TO BE DONE >> Repeat the data word for word. Do not include the pictures.
──────────────────────────────
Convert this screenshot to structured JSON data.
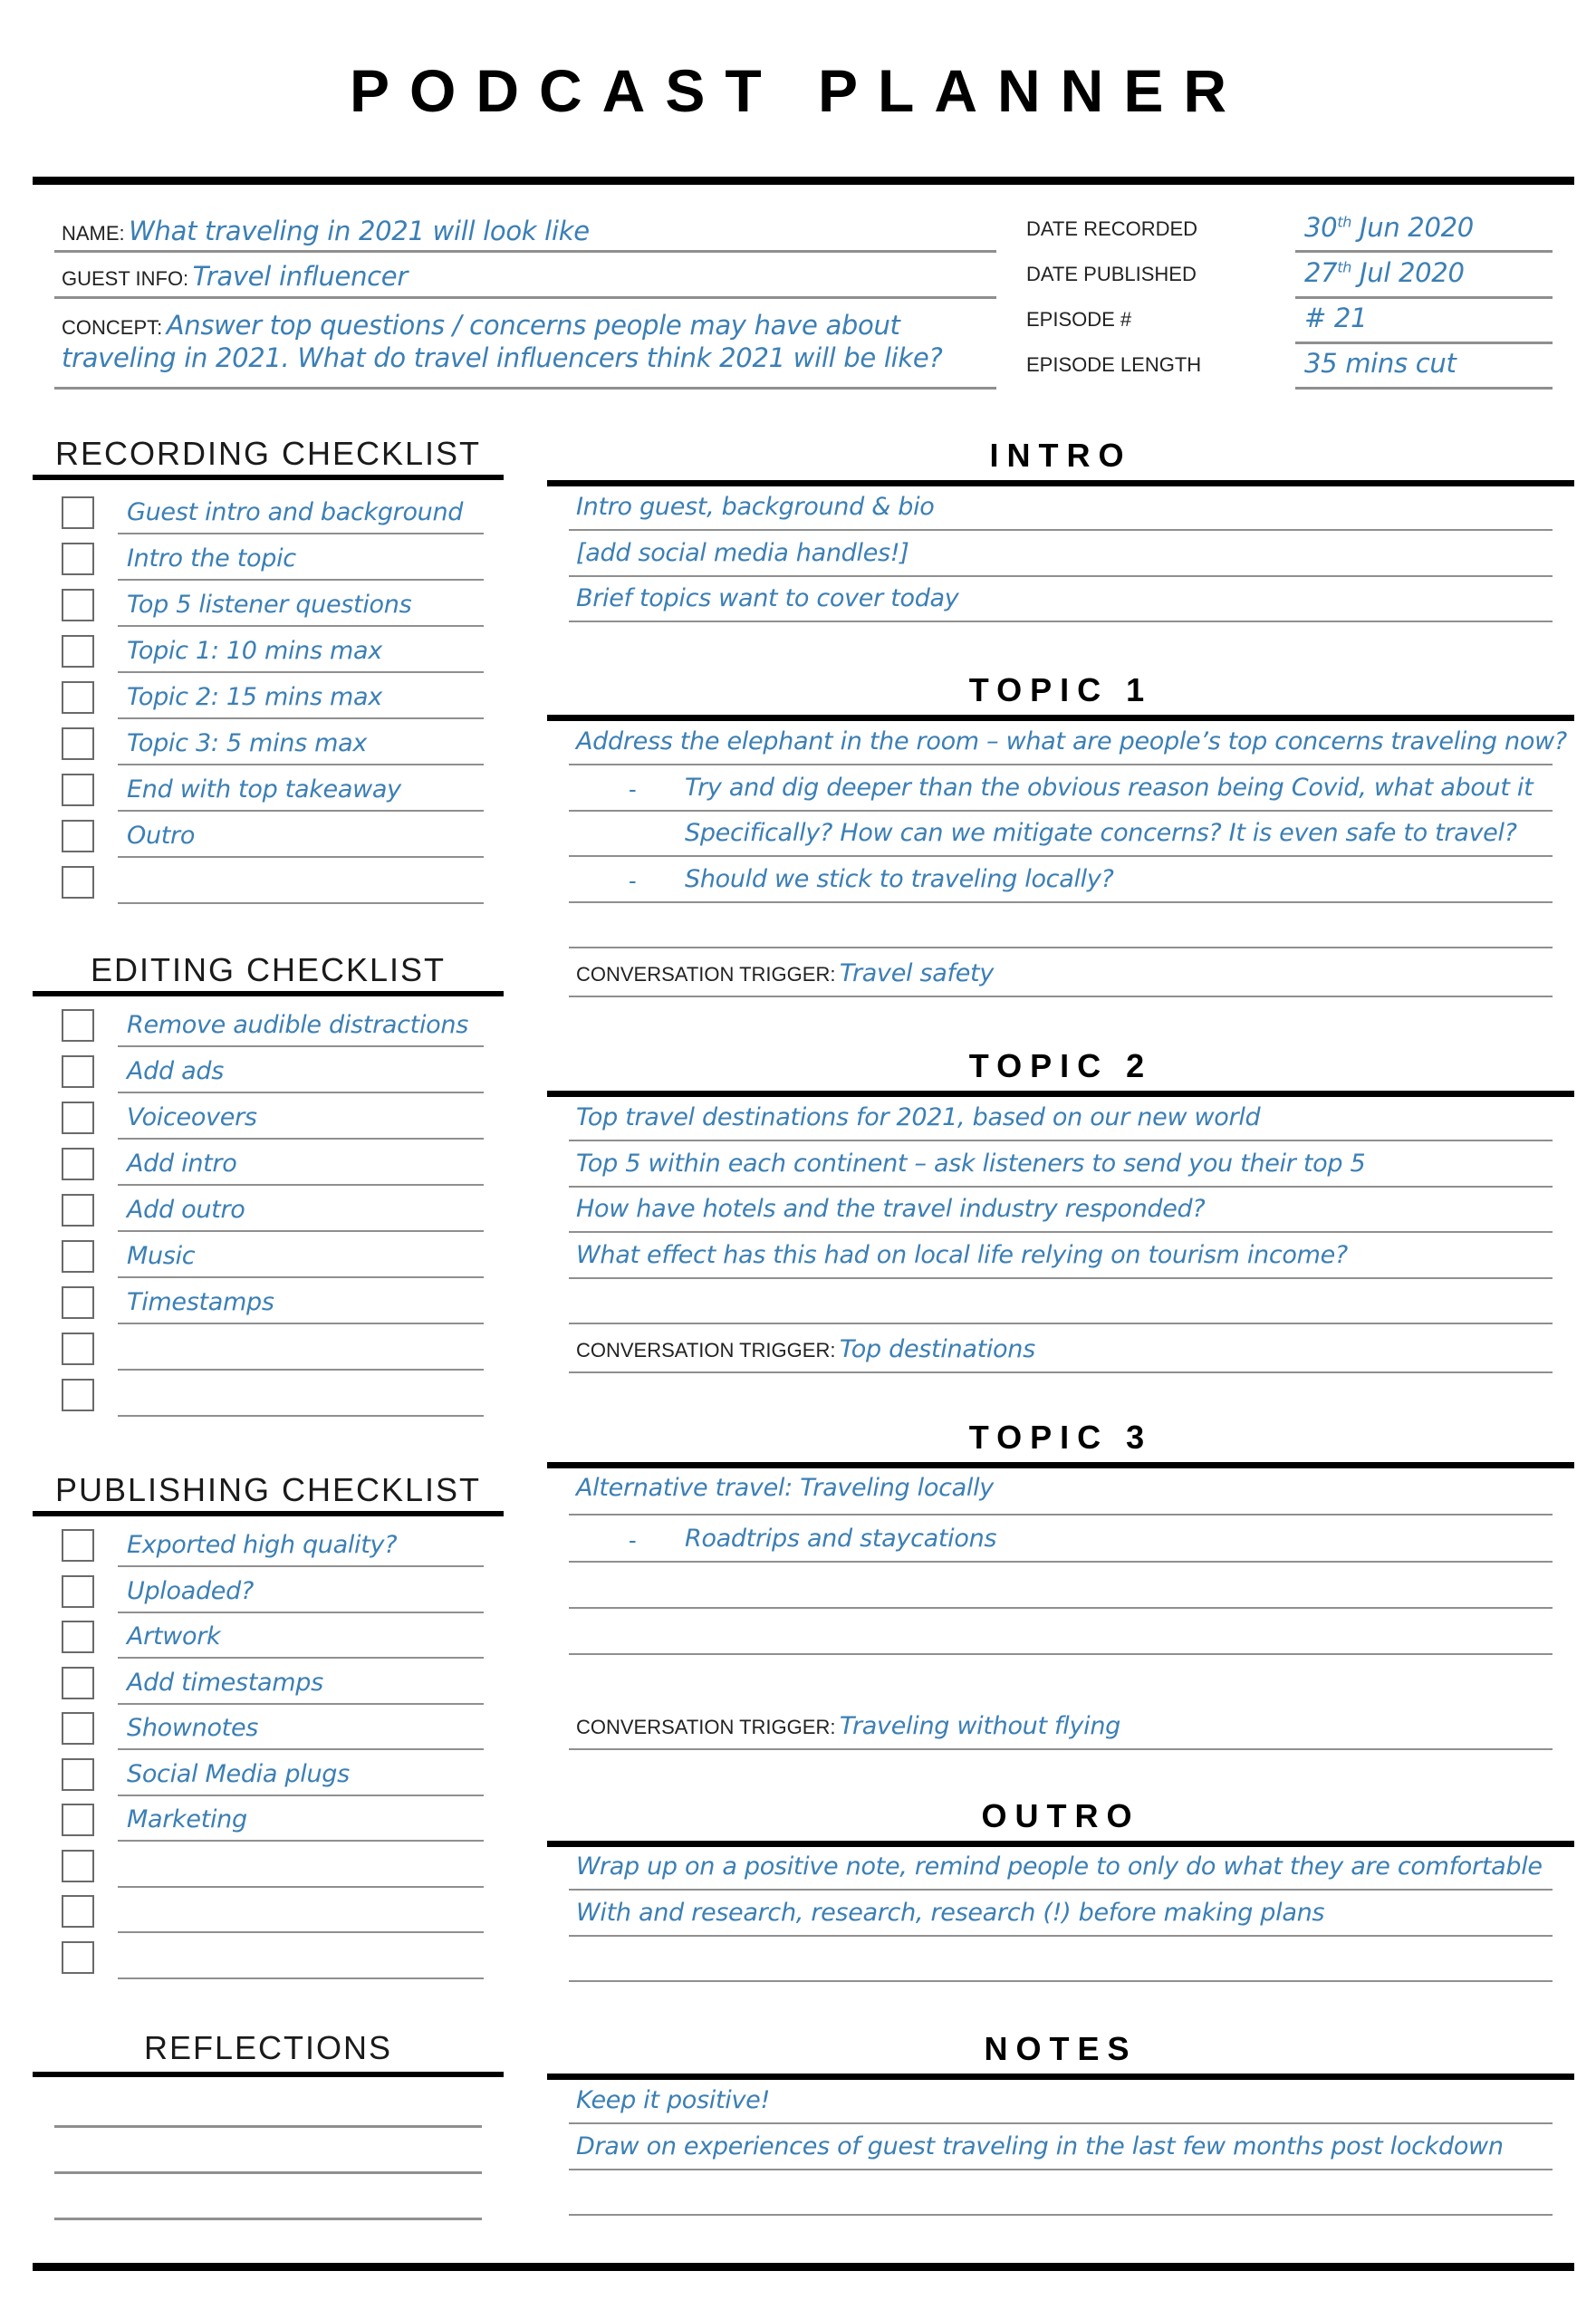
{
  "header": {
    "title": "PODCAST PLANNER"
  },
  "episode_info": {
    "name_label": "NAME:",
    "name_value": "What traveling in 2021 will look like",
    "guest_label": "GUEST INFO:",
    "guest_value": "Travel influencer",
    "concept_label": "CONCEPT:",
    "concept_line1": "Answer top questions / concerns people may have about",
    "concept_line2": "traveling in 2021. What do travel influencers think 2021 will be like?",
    "date_recorded_label": "DATE RECORDED",
    "date_recorded_day": "30",
    "date_recorded_suffix": "th",
    "date_recorded_rest": " Jun 2020",
    "date_published_label": "DATE PUBLISHED",
    "date_published_day": "27",
    "date_published_suffix": "th",
    "date_published_rest": " Jul 2020",
    "episode_number_label": "EPISODE #",
    "episode_number_value": "# 21",
    "episode_length_label": "EPISODE LENGTH",
    "episode_length_value": "35 mins cut"
  },
  "recording_checklist": {
    "title": "RECORDING CHECKLIST",
    "items": [
      {
        "label": "Guest intro and background",
        "checked": false
      },
      {
        "label": "Intro the topic",
        "checked": false
      },
      {
        "label": "Top 5 listener questions",
        "checked": false
      },
      {
        "label": "Topic 1: 10 mins max",
        "checked": false
      },
      {
        "label": "Topic 2: 15 mins max",
        "checked": false
      },
      {
        "label": "Topic 3: 5 mins max",
        "checked": false
      },
      {
        "label": "End with top takeaway",
        "checked": false
      },
      {
        "label": "Outro",
        "checked": false
      },
      {
        "label": "",
        "checked": false
      }
    ]
  },
  "editing_checklist": {
    "title": "EDITING CHECKLIST",
    "items": [
      {
        "label": "Remove audible distractions",
        "checked": false
      },
      {
        "label": "Add ads",
        "checked": false
      },
      {
        "label": "Voiceovers",
        "checked": false
      },
      {
        "label": "Add intro",
        "checked": false
      },
      {
        "label": "Add outro",
        "checked": false
      },
      {
        "label": "Music",
        "checked": false
      },
      {
        "label": "Timestamps",
        "checked": false
      },
      {
        "label": "",
        "checked": false
      },
      {
        "label": "",
        "checked": false
      }
    ]
  },
  "publishing_checklist": {
    "title": "PUBLISHING CHECKLIST",
    "items": [
      {
        "label": "Exported high quality?",
        "checked": false
      },
      {
        "label": "Uploaded?",
        "checked": false
      },
      {
        "label": "Artwork",
        "checked": false
      },
      {
        "label": "Add timestamps",
        "checked": false
      },
      {
        "label": "Shownotes",
        "checked": false
      },
      {
        "label": "Social Media plugs",
        "checked": false
      },
      {
        "label": "Marketing",
        "checked": false
      },
      {
        "label": "",
        "checked": false
      },
      {
        "label": "",
        "checked": false
      },
      {
        "label": "",
        "checked": false
      }
    ]
  },
  "reflections": {
    "title": "REFLECTIONS",
    "lines": [
      "",
      "",
      ""
    ]
  },
  "intro": {
    "title": "INTRO",
    "lines": [
      "Intro guest, background & bio",
      "[add social media handles!]",
      "Brief topics want to cover today"
    ]
  },
  "topic1": {
    "title": "TOPIC 1",
    "lines": [
      {
        "bullet": "",
        "text": "Address the elephant in the room – what are people’s top concerns traveling now?"
      },
      {
        "bullet": "-",
        "text": "Try and dig deeper than the obvious reason being Covid, what about it"
      },
      {
        "bullet": "",
        "text": "Specifically? How can we mitigate concerns? It is even safe to travel?",
        "indent": true
      },
      {
        "bullet": "-",
        "text": "Should we stick to traveling locally?"
      },
      {
        "bullet": "",
        "text": ""
      }
    ],
    "trigger_label": "CONVERSATION TRIGGER:",
    "trigger_value": "Travel safety"
  },
  "topic2": {
    "title": "TOPIC 2",
    "lines": [
      "Top travel destinations for 2021, based on our new world",
      "Top 5 within each continent – ask listeners to send you their top 5",
      "How have hotels and the travel industry responded?",
      "What effect has this had on local life relying on tourism income?",
      ""
    ],
    "trigger_label": "CONVERSATION TRIGGER:",
    "trigger_value": "Top destinations"
  },
  "topic3": {
    "title": "TOPIC 3",
    "lines": [
      {
        "bullet": "",
        "text": "Alternative travel: Traveling locally"
      },
      {
        "bullet": "-",
        "text": "Roadtrips and staycations"
      },
      {
        "bullet": "",
        "text": ""
      },
      {
        "bullet": "",
        "text": ""
      }
    ],
    "trigger_label": "CONVERSATION TRIGGER:",
    "trigger_value": "Traveling without flying"
  },
  "outro": {
    "title": "OUTRO",
    "lines": [
      "Wrap up on a positive note, remind people to only do what they are comfortable",
      "With and research, research, research (!) before making plans",
      ""
    ]
  },
  "notes": {
    "title": "NOTES",
    "lines": [
      "Keep it positive!",
      "Draw on experiences of guest traveling in the last few months post lockdown",
      ""
    ]
  },
  "colors": {
    "ink": "#3b7fb5",
    "rule": "#000000",
    "underline": "#8f8f8f"
  }
}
──────────────────────────────
EXERCISE SOLUTION >>
Convert this screenshot to structured JSON data.
{
  "header": {
    "title": "PODCAST PLANNER"
  },
  "episode_info": {
    "name_label": "NAME:",
    "name_value": "What traveling in 2021 will look like",
    "guest_label": "GUEST INFO:",
    "guest_value": "Travel influencer",
    "concept_label": "CONCEPT:",
    "concept_line1": "Answer top questions / concerns people may have about",
    "concept_line2": "traveling in 2021. What do travel influencers think 2021 will be like?",
    "date_recorded_label": "DATE RECORDED",
    "date_recorded_day": "30",
    "date_recorded_suffix": "th",
    "date_recorded_rest": " Jun 2020",
    "date_published_label": "DATE PUBLISHED",
    "date_published_day": "27",
    "date_published_suffix": "th",
    "date_published_rest": " Jul 2020",
    "episode_number_label": "EPISODE #",
    "episode_number_value": "# 21",
    "episode_length_label": "EPISODE LENGTH",
    "episode_length_value": "35 mins cut"
  },
  "recording_checklist": {
    "title": "RECORDING CHECKLIST",
    "items": [
      {
        "label": "Guest intro and background",
        "checked": false
      },
      {
        "label": "Intro the topic",
        "checked": false
      },
      {
        "label": "Top 5 listener questions",
        "checked": false
      },
      {
        "label": "Topic 1: 10 mins max",
        "checked": false
      },
      {
        "label": "Topic 2: 15 mins max",
        "checked": false
      },
      {
        "label": "Topic 3: 5 mins max",
        "checked": false
      },
      {
        "label": "End with top takeaway",
        "checked": false
      },
      {
        "label": "Outro",
        "checked": false
      },
      {
        "label": "",
        "checked": false
      }
    ]
  },
  "editing_checklist": {
    "title": "EDITING CHECKLIST",
    "items": [
      {
        "label": "Remove audible distractions",
        "checked": false
      },
      {
        "label": "Add ads",
        "checked": false
      },
      {
        "label": "Voiceovers",
        "checked": false
      },
      {
        "label": "Add intro",
        "checked": false
      },
      {
        "label": "Add outro",
        "checked": false
      },
      {
        "label": "Music",
        "checked": false
      },
      {
        "label": "Timestamps",
        "checked": false
      },
      {
        "label": "",
        "checked": false
      },
      {
        "label": "",
        "checked": false
      }
    ]
  },
  "publishing_checklist": {
    "title": "PUBLISHING CHECKLIST",
    "items": [
      {
        "label": "Exported high quality?",
        "checked": false
      },
      {
        "label": "Uploaded?",
        "checked": false
      },
      {
        "label": "Artwork",
        "checked": false
      },
      {
        "label": "Add timestamps",
        "checked": false
      },
      {
        "label": "Shownotes",
        "checked": false
      },
      {
        "label": "Social Media plugs",
        "checked": false
      },
      {
        "label": "Marketing",
        "checked": false
      },
      {
        "label": "",
        "checked": false
      },
      {
        "label": "",
        "checked": false
      },
      {
        "label": "",
        "checked": false
      }
    ]
  },
  "reflections": {
    "title": "REFLECTIONS",
    "lines": [
      "",
      "",
      ""
    ]
  },
  "intro": {
    "title": "INTRO",
    "lines": [
      "Intro guest, background & bio",
      "[add social media handles!]",
      "Brief topics want to cover today"
    ]
  },
  "topic1": {
    "title": "TOPIC 1",
    "lines": [
      {
        "bullet": "",
        "text": "Address the elephant in the room – what are people’s top concerns traveling now?"
      },
      {
        "bullet": "-",
        "text": "Try and dig deeper than the obvious reason being Covid, what about it"
      },
      {
        "bullet": "",
        "text": "Specifically? How can we mitigate concerns? It is even safe to travel?",
        "indent": true
      },
      {
        "bullet": "-",
        "text": "Should we stick to traveling locally?"
      },
      {
        "bullet": "",
        "text": ""
      }
    ],
    "trigger_label": "CONVERSATION TRIGGER:",
    "trigger_value": "Travel safety"
  },
  "topic2": {
    "title": "TOPIC 2",
    "lines": [
      "Top travel destinations for 2021, based on our new world",
      "Top 5 within each continent – ask listeners to send you their top 5",
      "How have hotels and the travel industry responded?",
      "What effect has this had on local life relying on tourism income?",
      ""
    ],
    "trigger_label": "CONVERSATION TRIGGER:",
    "trigger_value": "Top destinations"
  },
  "topic3": {
    "title": "TOPIC 3",
    "lines": [
      {
        "bullet": "",
        "text": "Alternative travel: Traveling locally"
      },
      {
        "bullet": "-",
        "text": "Roadtrips and staycations"
      },
      {
        "bullet": "",
        "text": ""
      },
      {
        "bullet": "",
        "text": ""
      }
    ],
    "trigger_label": "CONVERSATION TRIGGER:",
    "trigger_value": "Traveling without flying"
  },
  "outro": {
    "title": "OUTRO",
    "lines": [
      "Wrap up on a positive note, remind people to only do what they are comfortable",
      "With and research, research, research (!) before making plans",
      ""
    ]
  },
  "notes": {
    "title": "NOTES",
    "lines": [
      "Keep it positive!",
      "Draw on experiences of guest traveling in the last few months post lockdown",
      ""
    ]
  },
  "colors": {
    "ink": "#3b7fb5",
    "rule": "#000000",
    "underline": "#8f8f8f"
  }
}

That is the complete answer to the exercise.